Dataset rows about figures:
────────────────

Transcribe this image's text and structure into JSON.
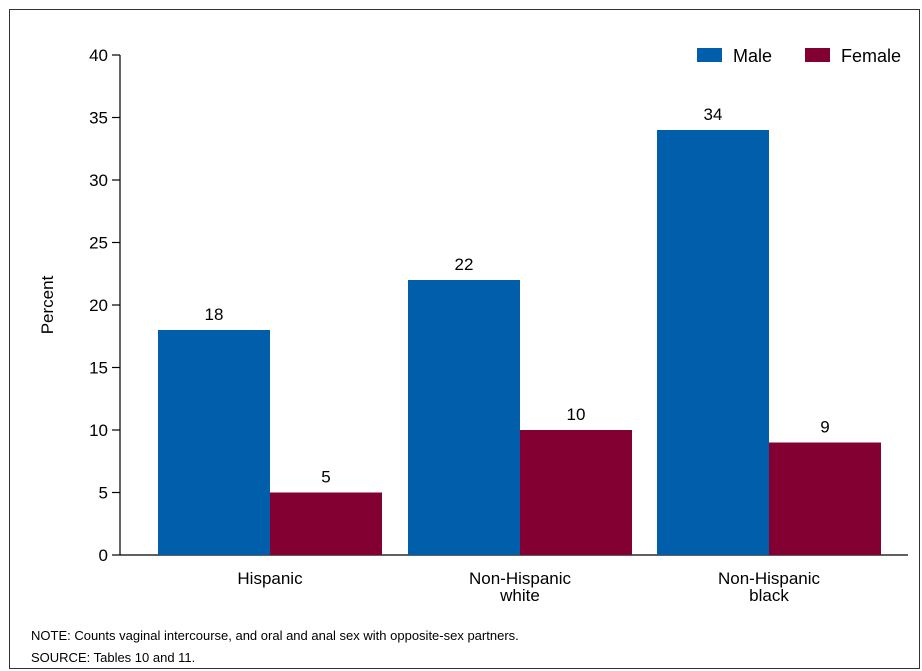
{
  "chart_data": {
    "type": "bar",
    "title": "",
    "xlabel": "",
    "ylabel": "Percent",
    "ylim": [
      0,
      40
    ],
    "yticks": [
      0,
      5,
      10,
      15,
      20,
      25,
      30,
      35,
      40
    ],
    "grid": false,
    "legend_position": "top-right",
    "categories": [
      [
        "Hispanic"
      ],
      [
        "Non-Hispanic",
        "white"
      ],
      [
        "Non-Hispanic",
        "black"
      ]
    ],
    "series": [
      {
        "name": "Male",
        "color": "#005EAA",
        "values": [
          18,
          22,
          34
        ]
      },
      {
        "name": "Female",
        "color": "#820032",
        "values": [
          5,
          10,
          9
        ]
      }
    ]
  },
  "note": "NOTE: Counts vaginal intercourse, and oral and anal sex with opposite-sex partners.",
  "source": "SOURCE: Tables 10 and 11."
}
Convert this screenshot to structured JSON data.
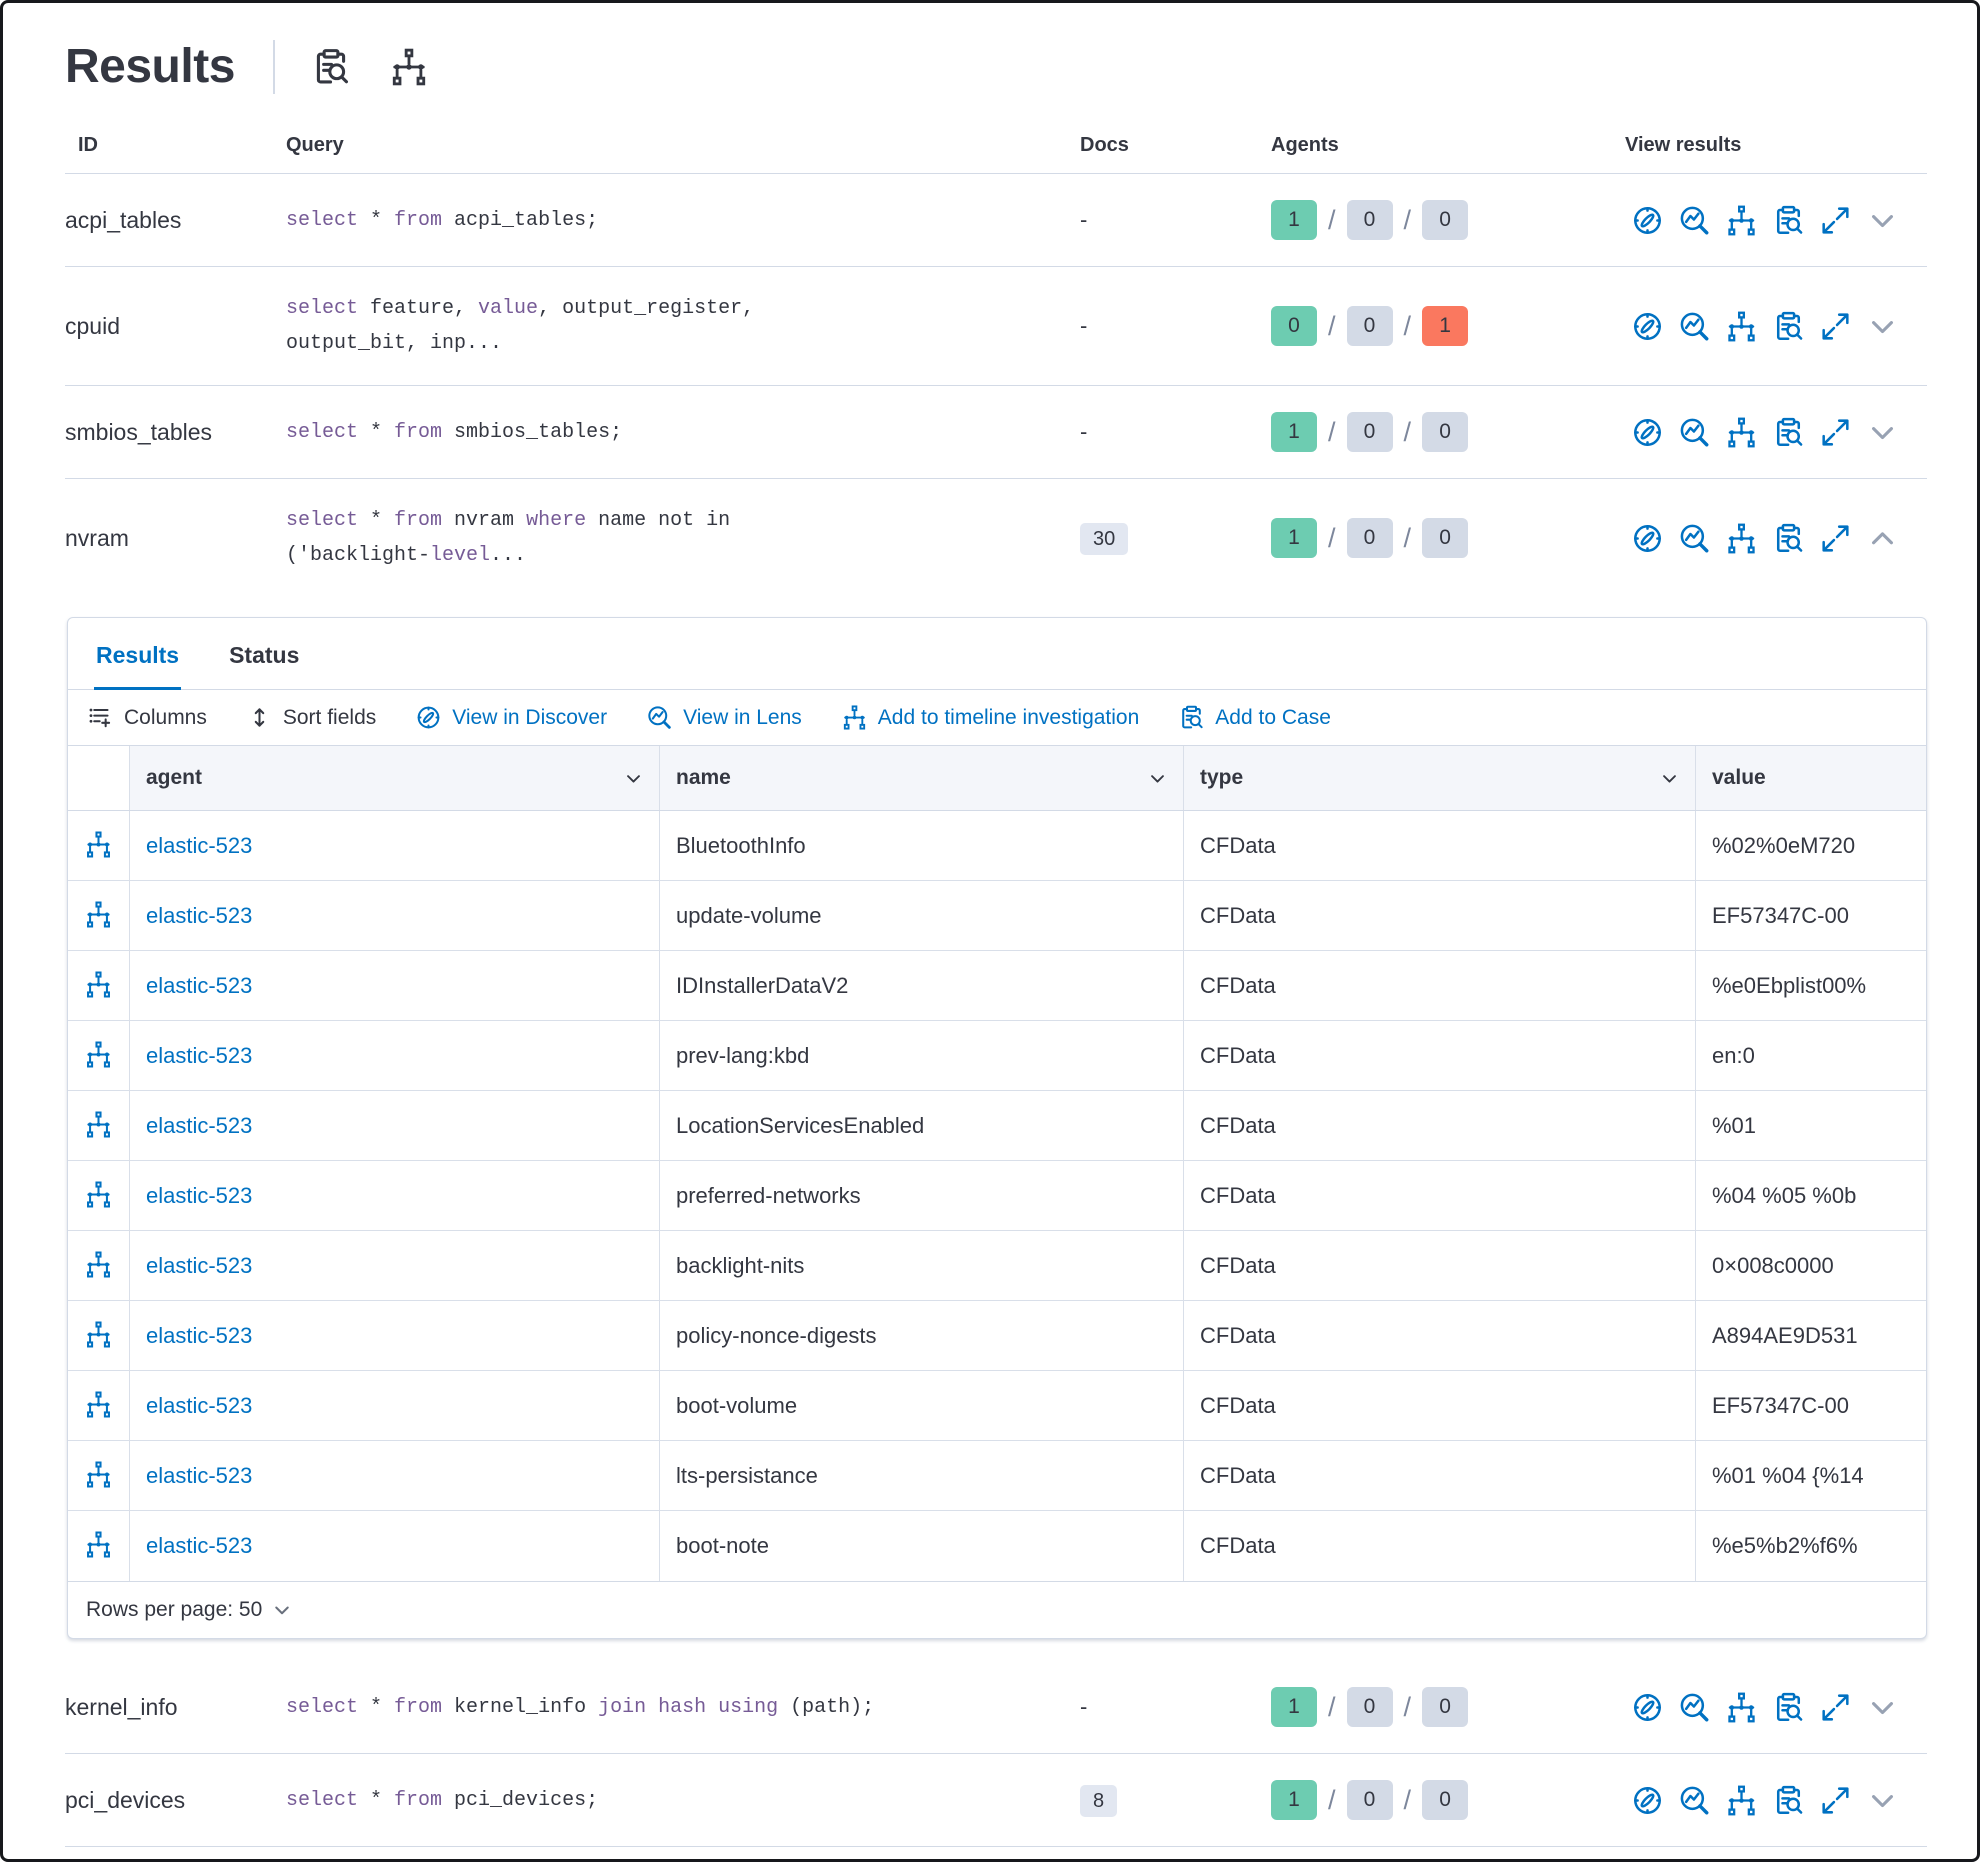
{
  "page": {
    "title": "Results"
  },
  "colors": {
    "accent": "#0071c2",
    "success_badge": "#6dccb1",
    "neutral_badge": "#d3dae6",
    "danger_badge": "#fa785f",
    "keyword": "#765b96",
    "border": "#d3dae6",
    "text": "#343741"
  },
  "results_table": {
    "columns": {
      "id": "ID",
      "query": "Query",
      "docs": "Docs",
      "agents": "Agents",
      "view": "View results"
    },
    "rows": [
      {
        "id": "acpi_tables",
        "docs": "-",
        "docs_badge": false,
        "expanded": false,
        "query": [
          [
            {
              "t": "select",
              "k": true
            },
            {
              "t": " * ",
              "k": false
            },
            {
              "t": "from",
              "k": true
            },
            {
              "t": " acpi_tables;",
              "k": false
            }
          ]
        ],
        "agents": [
          {
            "value": "1",
            "color": "green"
          },
          {
            "value": "0",
            "color": "gray"
          },
          {
            "value": "0",
            "color": "gray"
          }
        ]
      },
      {
        "id": "cpuid",
        "docs": "-",
        "docs_badge": false,
        "expanded": false,
        "query": [
          [
            {
              "t": "select",
              "k": true
            },
            {
              "t": " feature, ",
              "k": false
            },
            {
              "t": "value",
              "k": true
            },
            {
              "t": ", output_register,",
              "k": false
            }
          ],
          [
            {
              "t": "output_bit, inp...",
              "k": false
            }
          ]
        ],
        "agents": [
          {
            "value": "0",
            "color": "green"
          },
          {
            "value": "0",
            "color": "gray"
          },
          {
            "value": "1",
            "color": "red"
          }
        ]
      },
      {
        "id": "smbios_tables",
        "docs": "-",
        "docs_badge": false,
        "expanded": false,
        "query": [
          [
            {
              "t": "select",
              "k": true
            },
            {
              "t": " * ",
              "k": false
            },
            {
              "t": "from",
              "k": true
            },
            {
              "t": " smbios_tables;",
              "k": false
            }
          ]
        ],
        "agents": [
          {
            "value": "1",
            "color": "green"
          },
          {
            "value": "0",
            "color": "gray"
          },
          {
            "value": "0",
            "color": "gray"
          }
        ]
      },
      {
        "id": "nvram",
        "docs": "30",
        "docs_badge": true,
        "expanded": true,
        "query": [
          [
            {
              "t": "select",
              "k": true
            },
            {
              "t": " * ",
              "k": false
            },
            {
              "t": "from",
              "k": true
            },
            {
              "t": " nvram ",
              "k": false
            },
            {
              "t": "where",
              "k": true
            },
            {
              "t": " name not in",
              "k": false
            }
          ],
          [
            {
              "t": "('backlight-",
              "k": false
            },
            {
              "t": "level",
              "k": true
            },
            {
              "t": "...",
              "k": false
            }
          ]
        ],
        "agents": [
          {
            "value": "1",
            "color": "green"
          },
          {
            "value": "0",
            "color": "gray"
          },
          {
            "value": "0",
            "color": "gray"
          }
        ]
      },
      {
        "id": "kernel_info",
        "docs": "-",
        "docs_badge": false,
        "expanded": false,
        "query": [
          [
            {
              "t": "select",
              "k": true
            },
            {
              "t": " * ",
              "k": false
            },
            {
              "t": "from",
              "k": true
            },
            {
              "t": " kernel_info ",
              "k": false
            },
            {
              "t": "join",
              "k": true
            },
            {
              "t": " ",
              "k": false
            },
            {
              "t": "hash",
              "k": true
            },
            {
              "t": " ",
              "k": false
            },
            {
              "t": "using",
              "k": true
            },
            {
              "t": " (path);",
              "k": false
            }
          ]
        ],
        "agents": [
          {
            "value": "1",
            "color": "green"
          },
          {
            "value": "0",
            "color": "gray"
          },
          {
            "value": "0",
            "color": "gray"
          }
        ]
      },
      {
        "id": "pci_devices",
        "docs": "8",
        "docs_badge": true,
        "expanded": false,
        "query": [
          [
            {
              "t": "select",
              "k": true
            },
            {
              "t": " * ",
              "k": false
            },
            {
              "t": "from",
              "k": true
            },
            {
              "t": " pci_devices;",
              "k": false
            }
          ]
        ],
        "agents": [
          {
            "value": "1",
            "color": "green"
          },
          {
            "value": "0",
            "color": "gray"
          },
          {
            "value": "0",
            "color": "gray"
          }
        ]
      }
    ]
  },
  "panel": {
    "tabs": [
      {
        "label": "Results",
        "active": true
      },
      {
        "label": "Status",
        "active": false
      }
    ],
    "toolbar": [
      {
        "label": "Columns",
        "icon": "columns",
        "link": false
      },
      {
        "label": "Sort fields",
        "icon": "sort",
        "link": false
      },
      {
        "label": "View in Discover",
        "icon": "discover",
        "link": true
      },
      {
        "label": "View in Lens",
        "icon": "lens",
        "link": true
      },
      {
        "label": "Add to timeline investigation",
        "icon": "timeline",
        "link": true
      },
      {
        "label": "Add to Case",
        "icon": "case",
        "link": true
      }
    ],
    "grid": {
      "columns": {
        "agent": "agent",
        "name": "name",
        "type": "type",
        "value": "value"
      },
      "rows": [
        {
          "agent": "elastic-523",
          "name": "BluetoothInfo",
          "type": "CFData",
          "value": "%02%0eM720"
        },
        {
          "agent": "elastic-523",
          "name": "update-volume",
          "type": "CFData",
          "value": "EF57347C-00"
        },
        {
          "agent": "elastic-523",
          "name": "IDInstallerDataV2",
          "type": "CFData",
          "value": "%e0Ebplist00%"
        },
        {
          "agent": "elastic-523",
          "name": "prev-lang:kbd",
          "type": "CFData",
          "value": "en:0"
        },
        {
          "agent": "elastic-523",
          "name": "LocationServicesEnabled",
          "type": "CFData",
          "value": "%01"
        },
        {
          "agent": "elastic-523",
          "name": "preferred-networks",
          "type": "CFData",
          "value": "%04 %05 %0b"
        },
        {
          "agent": "elastic-523",
          "name": "backlight-nits",
          "type": "CFData",
          "value": "0×008c0000"
        },
        {
          "agent": "elastic-523",
          "name": "policy-nonce-digests",
          "type": "CFData",
          "value": "A894AE9D531"
        },
        {
          "agent": "elastic-523",
          "name": "boot-volume",
          "type": "CFData",
          "value": "EF57347C-00"
        },
        {
          "agent": "elastic-523",
          "name": "lts-persistance",
          "type": "CFData",
          "value": "%01 %04 {%14"
        },
        {
          "agent": "elastic-523",
          "name": "boot-note",
          "type": "CFData",
          "value": "%e5%b2%f6%"
        }
      ]
    },
    "footer": {
      "rows_per_page": "Rows per page: 50"
    }
  }
}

────────────────

▶ **SET PROBLEM**
Copy everything in the records above except the pictures, exactly as written.

▶ **FINISHED TASK**
Transcribe this image's text and structure into JSON.
{
  "chart_data": {
    "type": "bar",
    "title": "",
    "xlabel": "",
    "ylabel": "Percent",
    "ylim": [
      0,
      40
    ],
    "yticks": [
      0,
      5,
      10,
      15,
      20,
      25,
      30,
      35,
      40
    ],
    "grid": false,
    "legend_position": "top-right",
    "categories": [
      [
        "Hispanic"
      ],
      [
        "Non-Hispanic",
        "white"
      ],
      [
        "Non-Hispanic",
        "black"
      ]
    ],
    "series": [
      {
        "name": "Male",
        "color": "#005EAA",
        "values": [
          18,
          22,
          34
        ]
      },
      {
        "name": "Female",
        "color": "#820032",
        "values": [
          5,
          10,
          9
        ]
      }
    ]
  },
  "note": "NOTE: Counts vaginal intercourse, and oral and anal sex with opposite-sex partners.",
  "source": "SOURCE: Tables 10 and 11."
}
Convert this screenshot to structured JSON data.
{
  "page": {
    "title": "Results"
  },
  "colors": {
    "accent": "#0071c2",
    "success_badge": "#6dccb1",
    "neutral_badge": "#d3dae6",
    "danger_badge": "#fa785f",
    "keyword": "#765b96",
    "border": "#d3dae6",
    "text": "#343741"
  },
  "results_table": {
    "columns": {
      "id": "ID",
      "query": "Query",
      "docs": "Docs",
      "agents": "Agents",
      "view": "View results"
    },
    "rows": [
      {
        "id": "acpi_tables",
        "docs": "-",
        "docs_badge": false,
        "expanded": false,
        "query": [
          [
            {
              "t": "select",
              "k": true
            },
            {
              "t": " * ",
              "k": false
            },
            {
              "t": "from",
              "k": true
            },
            {
              "t": " acpi_tables;",
              "k": false
            }
          ]
        ],
        "agents": [
          {
            "value": "1",
            "color": "green"
          },
          {
            "value": "0",
            "color": "gray"
          },
          {
            "value": "0",
            "color": "gray"
          }
        ]
      },
      {
        "id": "cpuid",
        "docs": "-",
        "docs_badge": false,
        "expanded": false,
        "query": [
          [
            {
              "t": "select",
              "k": true
            },
            {
              "t": " feature, ",
              "k": false
            },
            {
              "t": "value",
              "k": true
            },
            {
              "t": ", output_register,",
              "k": false
            }
          ],
          [
            {
              "t": "output_bit, inp...",
              "k": false
            }
          ]
        ],
        "agents": [
          {
            "value": "0",
            "color": "green"
          },
          {
            "value": "0",
            "color": "gray"
          },
          {
            "value": "1",
            "color": "red"
          }
        ]
      },
      {
        "id": "smbios_tables",
        "docs": "-",
        "docs_badge": false,
        "expanded": false,
        "query": [
          [
            {
              "t": "select",
              "k": true
            },
            {
              "t": " * ",
              "k": false
            },
            {
              "t": "from",
              "k": true
            },
            {
              "t": " smbios_tables;",
              "k": false
            }
          ]
        ],
        "agents": [
          {
            "value": "1",
            "color": "green"
          },
          {
            "value": "0",
            "color": "gray"
          },
          {
            "value": "0",
            "color": "gray"
          }
        ]
      },
      {
        "id": "nvram",
        "docs": "30",
        "docs_badge": true,
        "expanded": true,
        "query": [
          [
            {
              "t": "select",
              "k": true
            },
            {
              "t": " * ",
              "k": false
            },
            {
              "t": "from",
              "k": true
            },
            {
              "t": " nvram ",
              "k": false
            },
            {
              "t": "where",
              "k": true
            },
            {
              "t": " name not in",
              "k": false
            }
          ],
          [
            {
              "t": "('backlight-",
              "k": false
            },
            {
              "t": "level",
              "k": true
            },
            {
              "t": "...",
              "k": false
            }
          ]
        ],
        "agents": [
          {
            "value": "1",
            "color": "green"
          },
          {
            "value": "0",
            "color": "gray"
          },
          {
            "value": "0",
            "color": "gray"
          }
        ]
      },
      {
        "id": "kernel_info",
        "docs": "-",
        "docs_badge": false,
        "expanded": false,
        "query": [
          [
            {
              "t": "select",
              "k": true
            },
            {
              "t": " * ",
              "k": false
            },
            {
              "t": "from",
              "k": true
            },
            {
              "t": " kernel_info ",
              "k": false
            },
            {
              "t": "join",
              "k": true
            },
            {
              "t": " ",
              "k": false
            },
            {
              "t": "hash",
              "k": true
            },
            {
              "t": " ",
              "k": false
            },
            {
              "t": "using",
              "k": true
            },
            {
              "t": " (path);",
              "k": false
            }
          ]
        ],
        "agents": [
          {
            "value": "1",
            "color": "green"
          },
          {
            "value": "0",
            "color": "gray"
          },
          {
            "value": "0",
            "color": "gray"
          }
        ]
      },
      {
        "id": "pci_devices",
        "docs": "8",
        "docs_badge": true,
        "expanded": false,
        "query": [
          [
            {
              "t": "select",
              "k": true
            },
            {
              "t": " * ",
              "k": false
            },
            {
              "t": "from",
              "k": true
            },
            {
              "t": " pci_devices;",
              "k": false
            }
          ]
        ],
        "agents": [
          {
            "value": "1",
            "color": "green"
          },
          {
            "value": "0",
            "color": "gray"
          },
          {
            "value": "0",
            "color": "gray"
          }
        ]
      }
    ]
  },
  "panel": {
    "tabs": [
      {
        "label": "Results",
        "active": true
      },
      {
        "label": "Status",
        "active": false
      }
    ],
    "toolbar": [
      {
        "label": "Columns",
        "icon": "columns",
        "link": false
      },
      {
        "label": "Sort fields",
        "icon": "sort",
        "link": false
      },
      {
        "label": "View in Discover",
        "icon": "discover",
        "link": true
      },
      {
        "label": "View in Lens",
        "icon": "lens",
        "link": true
      },
      {
        "label": "Add to timeline investigation",
        "icon": "timeline",
        "link": true
      },
      {
        "label": "Add to Case",
        "icon": "case",
        "link": true
      }
    ],
    "grid": {
      "columns": {
        "agent": "agent",
        "name": "name",
        "type": "type",
        "value": "value"
      },
      "rows": [
        {
          "agent": "elastic-523",
          "name": "BluetoothInfo",
          "type": "CFData",
          "value": "%02%0eM720"
        },
        {
          "agent": "elastic-523",
          "name": "update-volume",
          "type": "CFData",
          "value": "EF57347C-00"
        },
        {
          "agent": "elastic-523",
          "name": "IDInstallerDataV2",
          "type": "CFData",
          "value": "%e0Ebplist00%"
        },
        {
          "agent": "elastic-523",
          "name": "prev-lang:kbd",
          "type": "CFData",
          "value": "en:0"
        },
        {
          "agent": "elastic-523",
          "name": "LocationServicesEnabled",
          "type": "CFData",
          "value": "%01"
        },
        {
          "agent": "elastic-523",
          "name": "preferred-networks",
          "type": "CFData",
          "value": "%04 %05 %0b"
        },
        {
          "agent": "elastic-523",
          "name": "backlight-nits",
          "type": "CFData",
          "value": "0×008c0000"
        },
        {
          "agent": "elastic-523",
          "name": "policy-nonce-digests",
          "type": "CFData",
          "value": "A894AE9D531"
        },
        {
          "agent": "elastic-523",
          "name": "boot-volume",
          "type": "CFData",
          "value": "EF57347C-00"
        },
        {
          "agent": "elastic-523",
          "name": "lts-persistance",
          "type": "CFData",
          "value": "%01 %04 {%14"
        },
        {
          "agent": "elastic-523",
          "name": "boot-note",
          "type": "CFData",
          "value": "%e5%b2%f6%"
        }
      ]
    },
    "footer": {
      "rows_per_page": "Rows per page: 50"
    }
  }
}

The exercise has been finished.